* [Information given]:
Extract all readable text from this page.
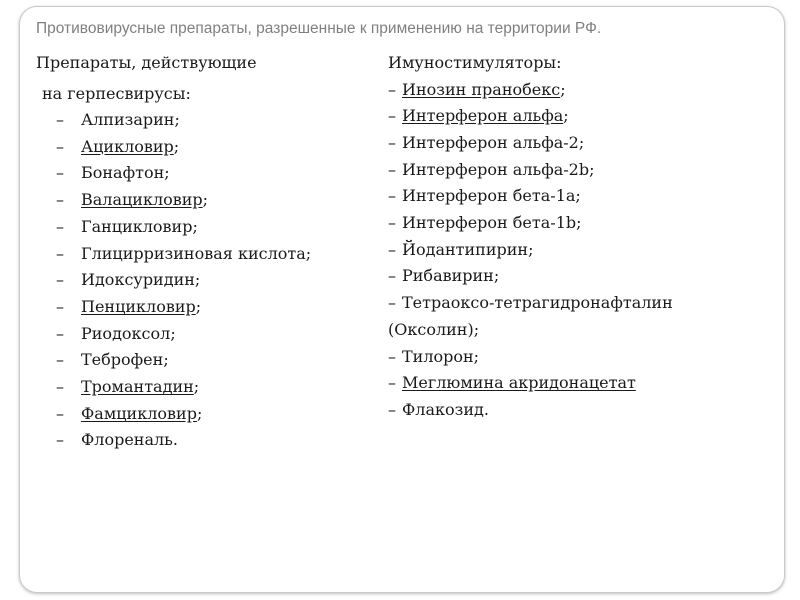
Противовирусные препараты, разрешенные к применению на территории РФ.
Препараты, действующие
на герпесвирусы:
– Алпизарин;
– Ацикловир;
– Бонафтон;
– Валацикловир;
– Ганцикловир;
– Глицирризиновая кислота;
– Идоксуридин;
– Пенцикловир;
– Риодоксол;
– Теброфен;
– Тромантадин;
– Фамцикловир;
– Флореналь.
Имуностимуляторы:
– Инозин пранобекс;
– Интерферон альфа;
– Интерферон альфа-2;
– Интерферон альфа-2b;
– Интерферон бета-1a;
– Интерферон бета-1b;
– Йодантипирин;
– Рибавирин;
– Тетраоксо-тетрагидронафталин
(Оксолин);
– Тилорон;
– Меглюмина акридонацетат
– Флакозид.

* [Your instructions]:
Of all the lines in the listing above, how many contain the word "бета"? Answer with the number alone.

* [Complete output]:
2